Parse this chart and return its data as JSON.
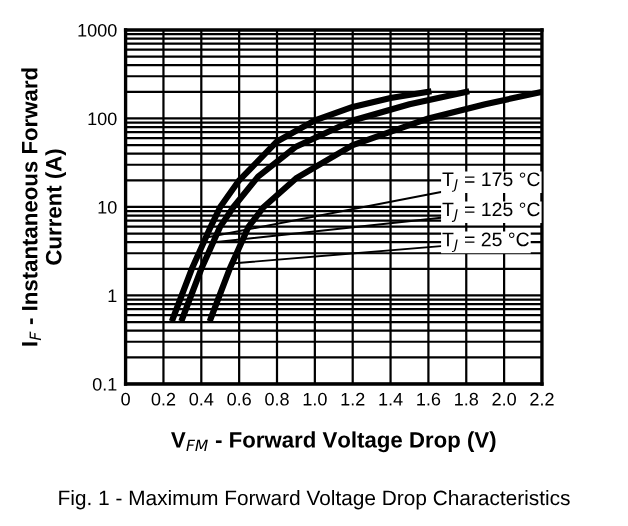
{
  "chart_data": {
    "type": "line",
    "xlabel": "V$_{FM}$ - Forward Voltage Drop (V)",
    "ylabel": "I$_{F}$ - Instantaneous Forward\nCurrent (A)",
    "log": "y",
    "grid": true,
    "marker": "none",
    "line_style": "solid",
    "xlim": [
      0,
      2.2
    ],
    "ylim": [
      0.1,
      1000
    ],
    "xticks": [
      0,
      0.2,
      0.4,
      0.6,
      0.8,
      {
        "value": 1.0,
        "label": "1.0"
      },
      1.2,
      1.4,
      1.6,
      1.8,
      {
        "value": 2.0,
        "label": "2.0"
      },
      2.2
    ],
    "yticks": [
      0.1,
      1,
      10,
      100,
      1000
    ],
    "series": [
      {
        "color": "#000000",
        "x": [
          0.25,
          0.35,
          0.45,
          0.5,
          0.6,
          0.8,
          1.0,
          1.2,
          1.4,
          1.6
        ],
        "values": [
          0.55,
          2,
          6,
          10,
          20,
          55,
          95,
          135,
          170,
          200
        ]
      },
      {
        "color": "#000000",
        "x": [
          0.3,
          0.4,
          0.5,
          0.57,
          0.7,
          0.9,
          1.2,
          1.5,
          1.8
        ],
        "values": [
          0.55,
          2,
          6,
          10,
          22,
          48,
          95,
          145,
          200
        ]
      },
      {
        "color": "#000000",
        "x": [
          0.45,
          0.55,
          0.65,
          0.73,
          0.9,
          1.2,
          1.6,
          1.9,
          2.2
        ],
        "values": [
          0.55,
          2,
          6,
          10,
          21,
          50,
          100,
          145,
          200
        ]
      }
    ],
    "annotations": [
      {
        "text": "T$_{J}$ = 175 °C",
        "x": 0.42,
        "y": 4.5
      },
      {
        "text": "T$_{J}$ = 125 °C",
        "x": 0.47,
        "y": 4
      },
      {
        "text": "T$_{J}$ = 25 °C",
        "x": 0.56,
        "y": 2.3
      },
      "Fig. 1 - Maximum Forward Voltage Drop Characteristics"
    ]
  }
}
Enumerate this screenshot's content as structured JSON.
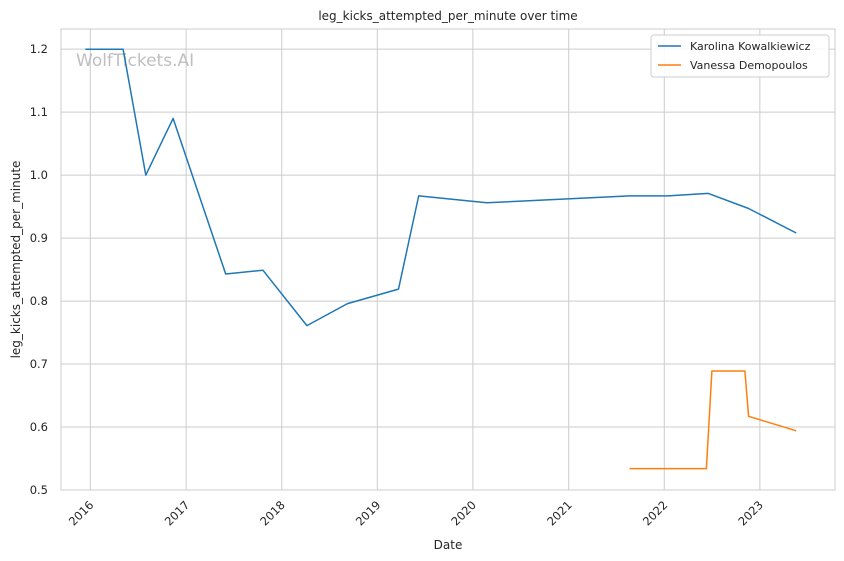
{
  "chart_data": {
    "type": "line",
    "title": "leg_kicks_attempted_per_minute over time",
    "xlabel": "Date",
    "ylabel": "leg_kicks_attempted_per_minute",
    "x_ticks": [
      "2016",
      "2017",
      "2018",
      "2019",
      "2020",
      "2021",
      "2022",
      "2023"
    ],
    "y_ticks": [
      "0.5",
      "0.6",
      "0.7",
      "0.8",
      "0.9",
      "1.0",
      "1.1",
      "1.2"
    ],
    "xlim": [
      "2015-09-11",
      "2023-10-15"
    ],
    "ylim": [
      0.5,
      1.232
    ],
    "grid": true,
    "legend_position": "top-right",
    "watermark": "WolfTickets.AI",
    "series": [
      {
        "name": "Karolina Kowalkiewicz",
        "color": "#1f77b4",
        "points": [
          {
            "x": "2015-12-13",
            "y": 1.2
          },
          {
            "x": "2016-05-05",
            "y": 1.2
          },
          {
            "x": "2016-07-31",
            "y": 1.0
          },
          {
            "x": "2016-11-12",
            "y": 1.09
          },
          {
            "x": "2017-06-01",
            "y": 0.843
          },
          {
            "x": "2017-10-21",
            "y": 0.849
          },
          {
            "x": "2018-04-07",
            "y": 0.761
          },
          {
            "x": "2018-09-09",
            "y": 0.796
          },
          {
            "x": "2019-03-23",
            "y": 0.819
          },
          {
            "x": "2019-06-08",
            "y": 0.967
          },
          {
            "x": "2020-02-23",
            "y": 0.956
          },
          {
            "x": "2021-08-22",
            "y": 0.967
          },
          {
            "x": "2022-01-15",
            "y": 0.967
          },
          {
            "x": "2022-06-18",
            "y": 0.971
          },
          {
            "x": "2022-11-19",
            "y": 0.947
          },
          {
            "x": "2023-05-20",
            "y": 0.908
          }
        ]
      },
      {
        "name": "Vanessa Demopoulos",
        "color": "#ff7f0e",
        "points": [
          {
            "x": "2021-08-21",
            "y": 0.534
          },
          {
            "x": "2022-06-11",
            "y": 0.534
          },
          {
            "x": "2022-07-02",
            "y": 0.689
          },
          {
            "x": "2022-11-05",
            "y": 0.689
          },
          {
            "x": "2022-11-19",
            "y": 0.617
          },
          {
            "x": "2023-05-20",
            "y": 0.594
          }
        ]
      }
    ]
  }
}
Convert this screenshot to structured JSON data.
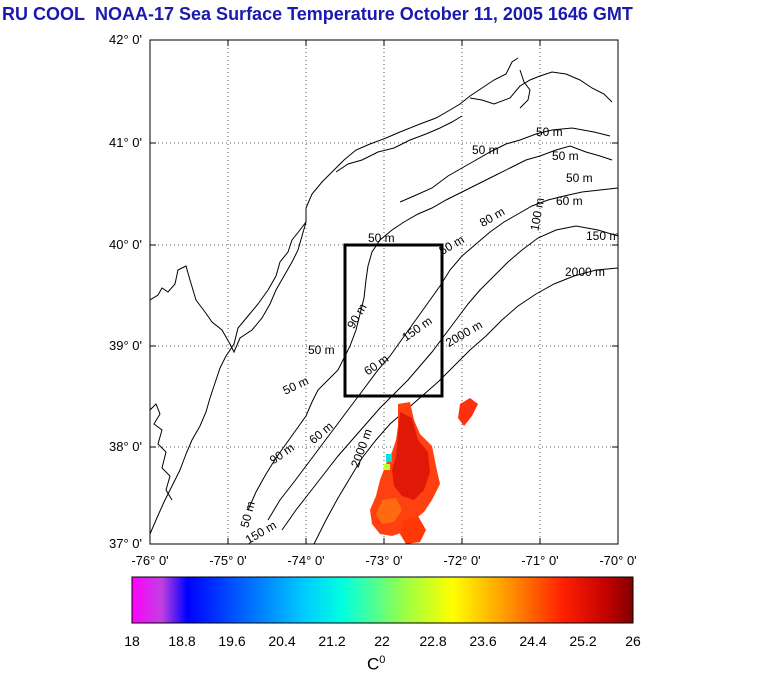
{
  "title": {
    "program": "RU COOL",
    "text": "NOAA-17 Sea Surface Temperature October 11, 2005 1646 GMT",
    "color": "#1a1ab0"
  },
  "map": {
    "lat_labels": [
      "42° 0'",
      "41° 0'",
      "40° 0'",
      "39° 0'",
      "38° 0'",
      "37° 0'"
    ],
    "lon_labels": [
      "-76° 0'",
      "-75° 0'",
      "-74° 0'",
      "-73° 0'",
      "-72° 0'",
      "-71° 0'",
      "-70° 0'"
    ],
    "lat_range": [
      37,
      42
    ],
    "lon_range": [
      -76,
      -70
    ],
    "gridlines": "dotted",
    "study_box": {
      "lon": [
        -73.5,
        -72.25
      ],
      "lat": [
        38.5,
        40.0
      ]
    },
    "contour_labels": [
      "50 m",
      "50 m",
      "50 m",
      "50 m",
      "50 m",
      "60 m",
      "100 m",
      "150 m",
      "50 m",
      "80 m",
      "150 m",
      "2000 m",
      "2000 m",
      "90 m",
      "60 m",
      "50 m",
      "50 m",
      "90 m",
      "60 m",
      "2000 m",
      "50 m",
      "150 m",
      "50 m"
    ]
  },
  "colorbar": {
    "ticks": [
      "18",
      "18.8",
      "19.6",
      "20.4",
      "21.2",
      "22",
      "22.8",
      "23.6",
      "24.4",
      "25.2",
      "26"
    ],
    "range": [
      18,
      26
    ],
    "unit": "C",
    "unit_sup": "0",
    "colors": [
      "#ff00ff",
      "#0000ff",
      "#00c8ff",
      "#00ffff",
      "#ffff00",
      "#ff8000",
      "#ff0000",
      "#800000"
    ]
  }
}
◆ ◆ ◆ ◆ ◆
Written problem:
All of the entries above should be copied exactly, except for the pictures.

Expected output:
Parse this chart and return its data as JSON.
{
  "chart_data": {
    "type": "line",
    "xlabel": "V$_{FM}$ - Forward Voltage Drop (V)",
    "ylabel": "I$_{F}$ - Instantaneous Forward\nCurrent (A)",
    "log": "y",
    "grid": true,
    "marker": "none",
    "line_style": "solid",
    "xlim": [
      0,
      2.2
    ],
    "ylim": [
      0.1,
      1000
    ],
    "xticks": [
      0,
      0.2,
      0.4,
      0.6,
      0.8,
      {
        "value": 1.0,
        "label": "1.0"
      },
      1.2,
      1.4,
      1.6,
      1.8,
      {
        "value": 2.0,
        "label": "2.0"
      },
      2.2
    ],
    "yticks": [
      0.1,
      1,
      10,
      100,
      1000
    ],
    "series": [
      {
        "color": "#000000",
        "x": [
          0.25,
          0.35,
          0.45,
          0.5,
          0.6,
          0.8,
          1.0,
          1.2,
          1.4,
          1.6
        ],
        "values": [
          0.55,
          2,
          6,
          10,
          20,
          55,
          95,
          135,
          170,
          200
        ]
      },
      {
        "color": "#000000",
        "x": [
          0.3,
          0.4,
          0.5,
          0.57,
          0.7,
          0.9,
          1.2,
          1.5,
          1.8
        ],
        "values": [
          0.55,
          2,
          6,
          10,
          22,
          48,
          95,
          145,
          200
        ]
      },
      {
        "color": "#000000",
        "x": [
          0.45,
          0.55,
          0.65,
          0.73,
          0.9,
          1.2,
          1.6,
          1.9,
          2.2
        ],
        "values": [
          0.55,
          2,
          6,
          10,
          21,
          50,
          100,
          145,
          200
        ]
      }
    ],
    "annotations": [
      {
        "text": "T$_{J}$ = 175 °C",
        "x": 0.42,
        "y": 4.5
      },
      {
        "text": "T$_{J}$ = 125 °C",
        "x": 0.47,
        "y": 4
      },
      {
        "text": "T$_{J}$ = 25 °C",
        "x": 0.56,
        "y": 2.3
      },
      "Fig. 1 - Maximum Forward Voltage Drop Characteristics"
    ]
  }
}
Enumerate this screenshot's content as structured JSON.
{
  "chart_data": {
    "type": "line",
    "title": "leg_kicks_attempted_per_minute over time",
    "xlabel": "Date",
    "ylabel": "leg_kicks_attempted_per_minute",
    "x_ticks": [
      "2016",
      "2017",
      "2018",
      "2019",
      "2020",
      "2021",
      "2022",
      "2023"
    ],
    "y_ticks": [
      "0.5",
      "0.6",
      "0.7",
      "0.8",
      "0.9",
      "1.0",
      "1.1",
      "1.2"
    ],
    "xlim": [
      "2015-09-11",
      "2023-10-15"
    ],
    "ylim": [
      0.5,
      1.232
    ],
    "grid": true,
    "legend_position": "top-right",
    "watermark": "WolfTickets.AI",
    "series": [
      {
        "name": "Karolina Kowalkiewicz",
        "color": "#1f77b4",
        "points": [
          {
            "x": "2015-12-13",
            "y": 1.2
          },
          {
            "x": "2016-05-05",
            "y": 1.2
          },
          {
            "x": "2016-07-31",
            "y": 1.0
          },
          {
            "x": "2016-11-12",
            "y": 1.09
          },
          {
            "x": "2017-06-01",
            "y": 0.843
          },
          {
            "x": "2017-10-21",
            "y": 0.849
          },
          {
            "x": "2018-04-07",
            "y": 0.761
          },
          {
            "x": "2018-09-09",
            "y": 0.796
          },
          {
            "x": "2019-03-23",
            "y": 0.819
          },
          {
            "x": "2019-06-08",
            "y": 0.967
          },
          {
            "x": "2020-02-23",
            "y": 0.956
          },
          {
            "x": "2021-08-22",
            "y": 0.967
          },
          {
            "x": "2022-01-15",
            "y": 0.967
          },
          {
            "x": "2022-06-18",
            "y": 0.971
          },
          {
            "x": "2022-11-19",
            "y": 0.947
          },
          {
            "x": "2023-05-20",
            "y": 0.908
          }
        ]
      },
      {
        "name": "Vanessa Demopoulos",
        "color": "#ff7f0e",
        "points": [
          {
            "x": "2021-08-21",
            "y": 0.534
          },
          {
            "x": "2022-06-11",
            "y": 0.534
          },
          {
            "x": "2022-07-02",
            "y": 0.689
          },
          {
            "x": "2022-11-05",
            "y": 0.689
          },
          {
            "x": "2022-11-19",
            "y": 0.617
          },
          {
            "x": "2023-05-20",
            "y": 0.594
          }
        ]
      }
    ]
  }
}
Convert this screenshot to structured JSON data.
{
  "title": {
    "program": "RU COOL",
    "text": "NOAA-17 Sea Surface Temperature October 11, 2005 1646 GMT",
    "color": "#1a1ab0"
  },
  "map": {
    "lat_labels": [
      "42° 0'",
      "41° 0'",
      "40° 0'",
      "39° 0'",
      "38° 0'",
      "37° 0'"
    ],
    "lon_labels": [
      "-76° 0'",
      "-75° 0'",
      "-74° 0'",
      "-73° 0'",
      "-72° 0'",
      "-71° 0'",
      "-70° 0'"
    ],
    "lat_range": [
      37,
      42
    ],
    "lon_range": [
      -76,
      -70
    ],
    "gridlines": "dotted",
    "study_box": {
      "lon": [
        -73.5,
        -72.25
      ],
      "lat": [
        38.5,
        40.0
      ]
    },
    "contour_labels": [
      "50 m",
      "50 m",
      "50 m",
      "50 m",
      "50 m",
      "60 m",
      "100 m",
      "150 m",
      "50 m",
      "80 m",
      "150 m",
      "2000 m",
      "2000 m",
      "90 m",
      "60 m",
      "50 m",
      "50 m",
      "90 m",
      "60 m",
      "2000 m",
      "50 m",
      "150 m",
      "50 m"
    ]
  },
  "colorbar": {
    "ticks": [
      "18",
      "18.8",
      "19.6",
      "20.4",
      "21.2",
      "22",
      "22.8",
      "23.6",
      "24.4",
      "25.2",
      "26"
    ],
    "range": [
      18,
      26
    ],
    "unit": "C",
    "unit_sup": "0",
    "colors": [
      "#ff00ff",
      "#0000ff",
      "#00c8ff",
      "#00ffff",
      "#ffff00",
      "#ff8000",
      "#ff0000",
      "#800000"
    ]
  }
}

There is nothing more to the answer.